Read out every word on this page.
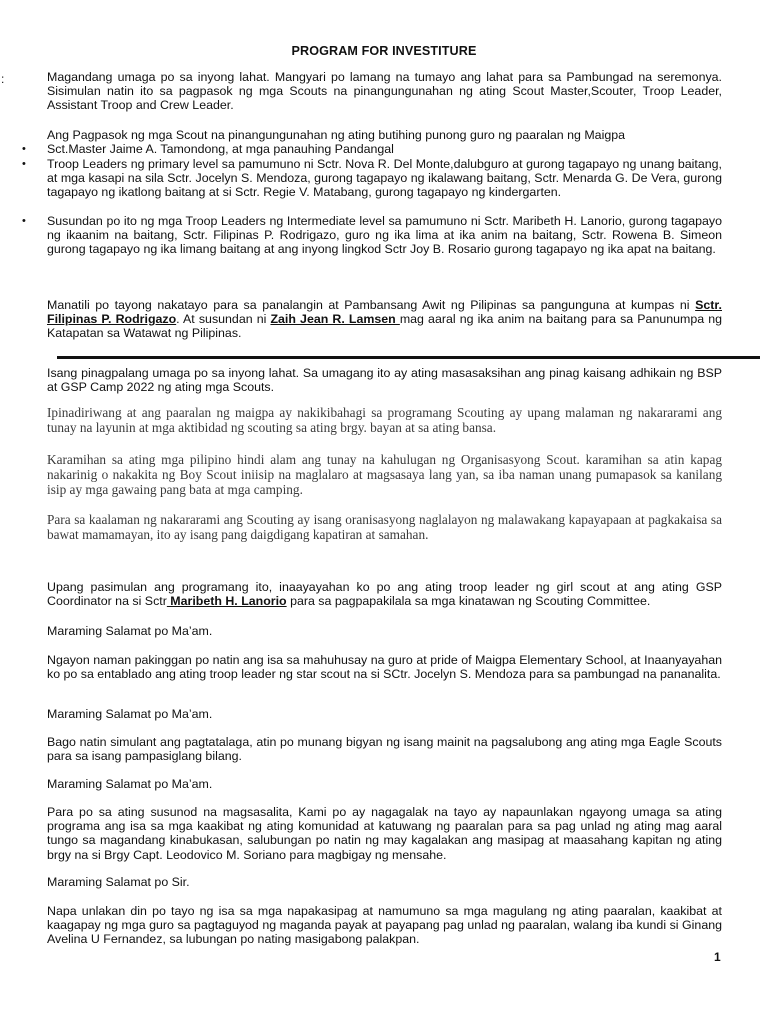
PROGRAM FOR INVESTITURE
:	Magandang umaga po sa inyong lahat. Mangyari po lamang na tumayo ang lahat para sa Pambungad na seremonya. Sisimulan natin ito sa pagpasok ng mga Scouts na pinangungunahan ng ating Scout Master,Scouter, Troop Leader, Assistant Troop and Crew Leader.
Ang Pagpasok ng mga Scout na pinangungunahan ng ating butihing punong guro ng paaralan ng Maigpa
• Sct.Master Jaime A. Tamondong, at mga panauhing Pandangal
• Troop Leaders ng primary level sa pamumuno ni Sctr. Nova R. Del Monte,dalubguro at gurong tagapayo ng unang baitang, at mga kasapi na sila Sctr. Jocelyn S. Mendoza, gurong tagapayo ng ikalawang baitang, Sctr. Menarda G. De Vera, gurong tagapayo ng ikatlong baitang at si Sctr. Regie V. Matabang, gurong tagapayo ng kindergarten.
• Susundan po ito ng mga Troop Leaders ng Intermediate level sa pamumuno ni Sctr. Maribeth H. Lanorio, gurong tagapayo ng ikaanim na baitang, Sctr. Filipinas P. Rodrigazo, guro ng ika lima at ika anim na baitang, Sctr. Rowena B. Simeon gurong tagapayo ng ika limang baitang at ang inyong lingkod Sctr Joy B. Rosario gurong tagapayo ng ika apat na baitang.
Manatili po tayong nakatayo para sa panalangin at Pambansang Awit ng Pilipinas sa pangunguna at kumpas ni Sctr. Filipinas P. Rodrigazo. At susundan ni Zaih Jean R. Lamsen mag aaral ng ika anim na baitang para sa Panunumpa ng Katapatan sa Watawat ng Pilipinas.
Isang pinagpalang umaga po sa inyong lahat. Sa umagang ito ay ating masasaksihan ang pinag kaisang adhikain ng BSP at GSP Camp 2022 ng ating mga Scouts.
Ipinadiriwang at ang paaralan ng maigpa ay nakikibahagi sa programang Scouting ay upang malaman ng nakararami ang tunay na layunin at mga aktibidad ng scouting sa ating brgy. bayan at sa ating bansa.
Karamihan sa ating mga pilipino hindi alam ang tunay na kahulugan ng Organisasyong Scout. karamihan sa atin kapag nakarinig o nakakita ng Boy Scout iniisip na maglalaro at magsasaya lang yan, sa iba naman unang pumapasok sa kanilang isip ay mga gawaing pang bata at mga camping.
Para sa kaalaman ng nakararami ang Scouting ay isang oranisasyong naglalayon ng malawakang kapayapaan at pagkakaisa sa bawat mamamayan, ito ay isang pang daigdigang kapatiran at samahan.
Upang pasimulan ang programang ito, inaayayahan ko po ang ating troop leader ng girl scout at ang ating GSP Coordinator na si Sctr Maribeth H. Lanorio para sa pagpapakilala sa mga kinatawan ng Scouting Committee.
Maraming Salamat po Ma’am.
Ngayon naman pakinggan po natin ang isa sa mahuhusay na guro at pride of Maigpa Elementary School, at Inaanyayahan ko po sa entablado ang ating troop leader ng star scout na si SCtr. Jocelyn S. Mendoza para sa pambungad na pananalita.
Maraming Salamat po Ma’am.
Bago natin simulant ang pagtatalaga, atin po munang bigyan ng isang mainit na pagsalubong ang ating mga Eagle Scouts para sa isang pampasiglang bilang.
Maraming Salamat po Ma’am.
Para po sa ating susunod na magsasalita, Kami po ay nagagalak na tayo ay napaunlakan ngayong umaga sa ating programa ang isa sa mga kaakibat ng ating komunidad at katuwang ng paaralan para sa pag unlad ng ating mag aaral tungo sa magandang kinabukasan, salubungan po natin ng may kagalakan ang masipag at maasahang kapitan ng ating brgy na si Brgy Capt. Leodovico M. Soriano para magbigay ng mensahe.
Maraming Salamat po Sir.
Napa unlakan din po tayo ng isa sa mga napakasipag at namumuno sa mga magulang ng ating paaralan, kaakibat at kaagapay ng mga guro sa pagtaguyod ng maganda payak at payapang pag unlad ng paaralan, walang iba kundi si Ginang Avelina U Fernandez, sa lubungan po nating masigabong palakpan.
1
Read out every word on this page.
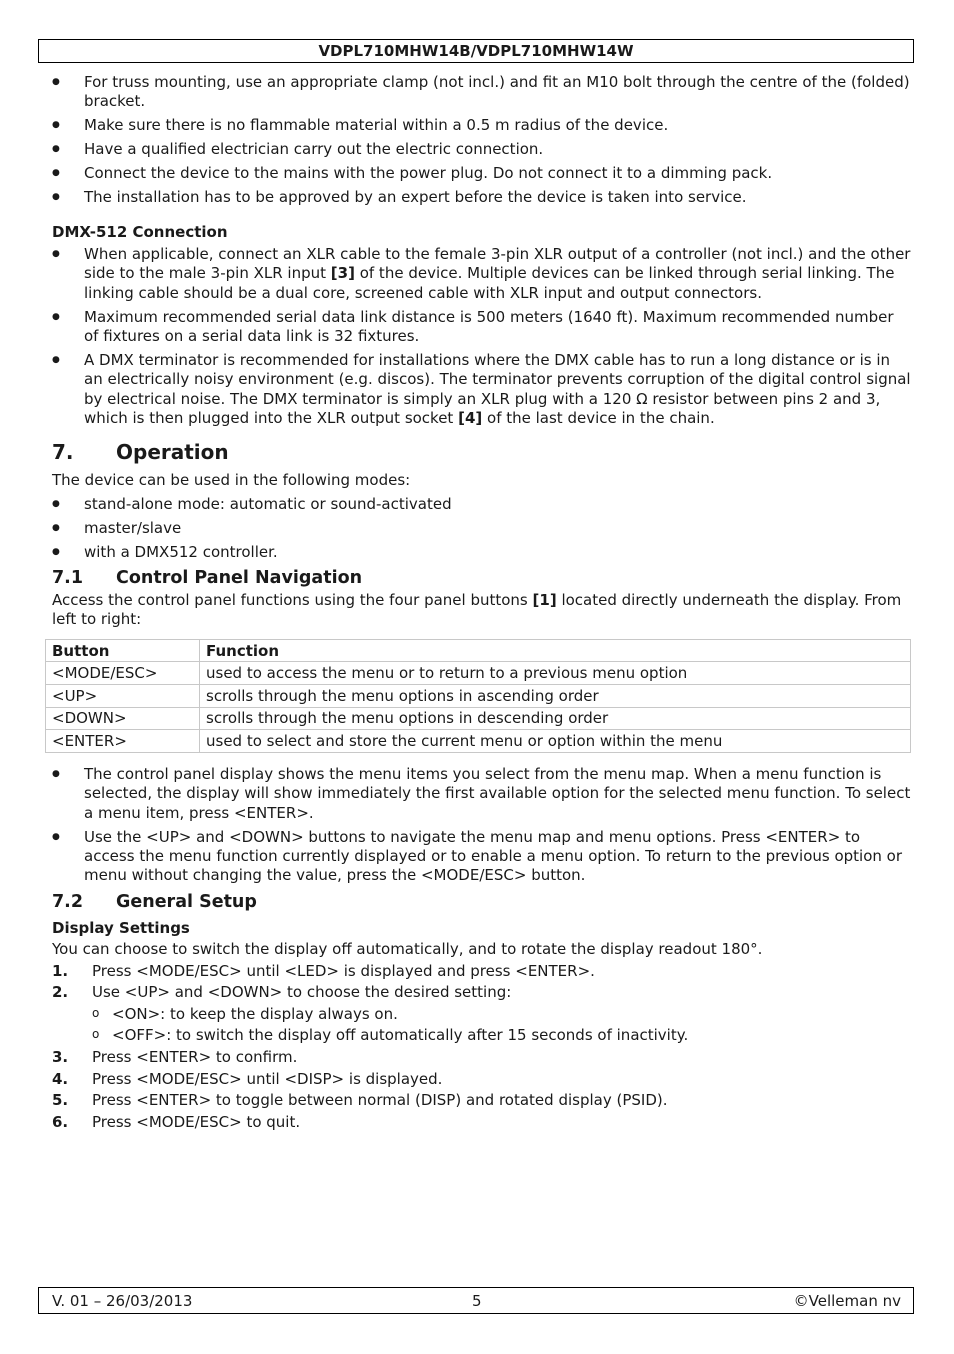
VDPL710MHW14B/VDPL710MHW14W
● For truss mounting, use an appropriate clamp (not incl.) and fit an M10 bolt through the centre of the (folded) bracket.
● Make sure there is no flammable material within a 0.5 m radius of the device.
● Have a qualified electrician carry out the electric connection.
● Connect the device to the mains with the power plug. Do not connect it to a dimming pack.
● The installation has to be approved by an expert before the device is taken into service.
DMX-512 Connection
● When applicable, connect an XLR cable to the female 3-pin XLR output of a controller (not incl.) and the other side to the male 3-pin XLR input [3] of the device. Multiple devices can be linked through serial linking. The linking cable should be a dual core, screened cable with XLR input and output connectors.
● Maximum recommended serial data link distance is 500 meters (1640 ft). Maximum recommended number of fixtures on a serial data link is 32 fixtures.
● A DMX terminator is recommended for installations where the DMX cable has to run a long distance or is in an electrically noisy environment (e.g. discos). The terminator prevents corruption of the digital control signal by electrical noise. The DMX terminator is simply an XLR plug with a 120 Ω resistor between pins 2 and 3, which is then plugged into the XLR output socket [4] of the last device in the chain.
7. Operation

The device can be used in the following modes:

● stand-alone mode: automatic or sound-activated
● master/slave
● with a DMX512 controller.
7.1 Control Panel Navigation

Access the control panel functions using the four panel buttons [1] located directly underneath the display. From left to right:

Button	Function
<MODE/ESC>	used to access the menu or to return to a previous menu option
<UP>	scrolls through the menu options in ascending order
<DOWN>	scrolls through the menu options in descending order
<ENTER>	used to select and store the current menu or option within the menu
● The control panel display shows the menu items you select from the menu map. When a menu function is selected, the display will show immediately the first available option for the selected menu function. To select a menu item, press <ENTER>.
● Use the <UP> and <DOWN> buttons to navigate the menu map and menu options. Press <ENTER> to access the menu function currently displayed or to enable a menu option. To return to the previous option or menu without changing the value, press the <MODE/ESC> button.
7.2 General Setup
Display Settings

You can choose to switch the display off automatically, and to rotate the display readout 180°.

1. Press <MODE/ESC> until <LED> is displayed and press <ENTER>.
2. Use <UP> and <DOWN> to choose the desired setting:
o <ON>: to keep the display always on.
o <OFF>: to switch the display off automatically after 15 seconds of inactivity.
3. Press <ENTER> to confirm.
4. Press <MODE/ESC> until <DISP> is displayed.
5. Press <ENTER> to toggle between normal (DISP) and rotated display (PSID).
6. Press <MODE/ESC> to quit.
V. 01 – 26/03/2013	5	©Velleman nv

* * * * *

▶ **TASK DETAILS**:
Copy each line exactly, and leave the pictures out of your copy.

▶ **OUTPUT OF THE TASK**:
Read out every word on this page.
PROGRAM FOR INVESTITURE
:	Magandang umaga po sa inyong lahat. Mangyari po lamang na tumayo ang lahat para sa Pambungad na seremonya. Sisimulan natin ito sa pagpasok ng mga Scouts na pinangungunahan ng ating Scout Master,Scouter, Troop Leader, Assistant Troop and Crew Leader.
Ang Pagpasok ng mga Scout na pinangungunahan ng ating butihing punong guro ng paaralan ng Maigpa
• Sct.Master Jaime A. Tamondong, at mga panauhing Pandangal
• Troop Leaders ng primary level sa pamumuno ni Sctr. Nova R. Del Monte,dalubguro at gurong tagapayo ng unang baitang, at mga kasapi na sila Sctr. Jocelyn S. Mendoza, gurong tagapayo ng ikalawang baitang, Sctr. Menarda G. De Vera, gurong tagapayo ng ikatlong baitang at si Sctr. Regie V. Matabang, gurong tagapayo ng kindergarten.
• Susundan po ito ng mga Troop Leaders ng Intermediate level sa pamumuno ni Sctr. Maribeth H. Lanorio, gurong tagapayo ng ikaanim na baitang, Sctr. Filipinas P. Rodrigazo, guro ng ika lima at ika anim na baitang, Sctr. Rowena B. Simeon gurong tagapayo ng ika limang baitang at ang inyong lingkod Sctr Joy B. Rosario gurong tagapayo ng ika apat na baitang.
Manatili po tayong nakatayo para sa panalangin at Pambansang Awit ng Pilipinas sa pangunguna at kumpas ni Sctr. Filipinas P. Rodrigazo. At susundan ni Zaih Jean R. Lamsen mag aaral ng ika anim na baitang para sa Panunumpa ng Katapatan sa Watawat ng Pilipinas.
Isang pinagpalang umaga po sa inyong lahat. Sa umagang ito ay ating masasaksihan ang pinag kaisang adhikain ng BSP at GSP Camp 2022 ng ating mga Scouts.
Ipinadiriwang at ang paaralan ng maigpa ay nakikibahagi sa programang Scouting ay upang malaman ng nakararami ang tunay na layunin at mga aktibidad ng scouting sa ating brgy. bayan at sa ating bansa.
Karamihan sa ating mga pilipino hindi alam ang tunay na kahulugan ng Organisasyong Scout. karamihan sa atin kapag nakarinig o nakakita ng Boy Scout iniisip na maglalaro at magsasaya lang yan, sa iba naman unang pumapasok sa kanilang isip ay mga gawaing pang bata at mga camping.
Para sa kaalaman ng nakararami ang Scouting ay isang oranisasyong naglalayon ng malawakang kapayapaan at pagkakaisa sa bawat mamamayan, ito ay isang pang daigdigang kapatiran at samahan.
Upang pasimulan ang programang ito, inaayayahan ko po ang ating troop leader ng girl scout at ang ating GSP Coordinator na si Sctr Maribeth H. Lanorio para sa pagpapakilala sa mga kinatawan ng Scouting Committee.
Maraming Salamat po Ma’am.
Ngayon naman pakinggan po natin ang isa sa mahuhusay na guro at pride of Maigpa Elementary School, at Inaanyayahan ko po sa entablado ang ating troop leader ng star scout na si SCtr. Jocelyn S. Mendoza para sa pambungad na pananalita.
Maraming Salamat po Ma’am.
Bago natin simulant ang pagtatalaga, atin po munang bigyan ng isang mainit na pagsalubong ang ating mga Eagle Scouts para sa isang pampasiglang bilang.
Maraming Salamat po Ma’am.
Para po sa ating susunod na magsasalita, Kami po ay nagagalak na tayo ay napaunlakan ngayong umaga sa ating programa ang isa sa mga kaakibat ng ating komunidad at katuwang ng paaralan para sa pag unlad ng ating mag aaral tungo sa magandang kinabukasan, salubungan po natin ng may kagalakan ang masipag at maasahang kapitan ng ating brgy na si Brgy Capt. Leodovico M. Soriano para magbigay ng mensahe.
Maraming Salamat po Sir.
Napa unlakan din po tayo ng isa sa mga napakasipag at namumuno sa mga magulang ng ating paaralan, kaakibat at kaagapay ng mga guro sa pagtaguyod ng maganda payak at payapang pag unlad ng paaralan, walang iba kundi si Ginang Avelina U Fernandez, sa lubungan po nating masigabong palakpan.
1
Read out every word on this page.
VDPL710MHW14B/VDPL710MHW14W
● For truss mounting, use an appropriate clamp (not incl.) and fit an M10 bolt through the centre of the (folded) bracket.
● Make sure there is no flammable material within a 0.5 m radius of the device.
● Have a qualified electrician carry out the electric connection.
● Connect the device to the mains with the power plug. Do not connect it to a dimming pack.
● The installation has to be approved by an expert before the device is taken into service.
DMX-512 Connection
● When applicable, connect an XLR cable to the female 3-pin XLR output of a controller (not incl.) and the other side to the male 3-pin XLR input [3] of the device. Multiple devices can be linked through serial linking. The linking cable should be a dual core, screened cable with XLR input and output connectors.
● Maximum recommended serial data link distance is 500 meters (1640 ft). Maximum recommended number of fixtures on a serial data link is 32 fixtures.
● A DMX terminator is recommended for installations where the DMX cable has to run a long distance or is in an electrically noisy environment (e.g. discos). The terminator prevents corruption of the digital control signal by electrical noise. The DMX terminator is simply an XLR plug with a 120 Ω resistor between pins 2 and 3, which is then plugged into the XLR output socket [4] of the last device in the chain.
7. Operation

The device can be used in the following modes:

● stand-alone mode: automatic or sound-activated
● master/slave
● with a DMX512 controller.
7.1 Control Panel Navigation

Access the control panel functions using the four panel buttons [1] located directly underneath the display. From left to right:

Button	Function
<MODE/ESC>	used to access the menu or to return to a previous menu option
<UP>	scrolls through the menu options in ascending order
<DOWN>	scrolls through the menu options in descending order
<ENTER>	used to select and store the current menu or option within the menu
● The control panel display shows the menu items you select from the menu map. When a menu function is selected, the display will show immediately the first available option for the selected menu function. To select a menu item, press <ENTER>.
● Use the <UP> and <DOWN> buttons to navigate the menu map and menu options. Press <ENTER> to access the menu function currently displayed or to enable a menu option. To return to the previous option or menu without changing the value, press the <MODE/ESC> button.
7.2 General Setup
Display Settings

You can choose to switch the display off automatically, and to rotate the display readout 180°.

1. Press <MODE/ESC> until <LED> is displayed and press <ENTER>.
2. Use <UP> and <DOWN> to choose the desired setting:
o <ON>: to keep the display always on.
o <OFF>: to switch the display off automatically after 15 seconds of inactivity.
3. Press <ENTER> to confirm.
4. Press <MODE/ESC> until <DISP> is displayed.
5. Press <ENTER> to toggle between normal (DISP) and rotated display (PSID).
6. Press <MODE/ESC> to quit.
V. 01 – 26/03/2013	5	©Velleman nv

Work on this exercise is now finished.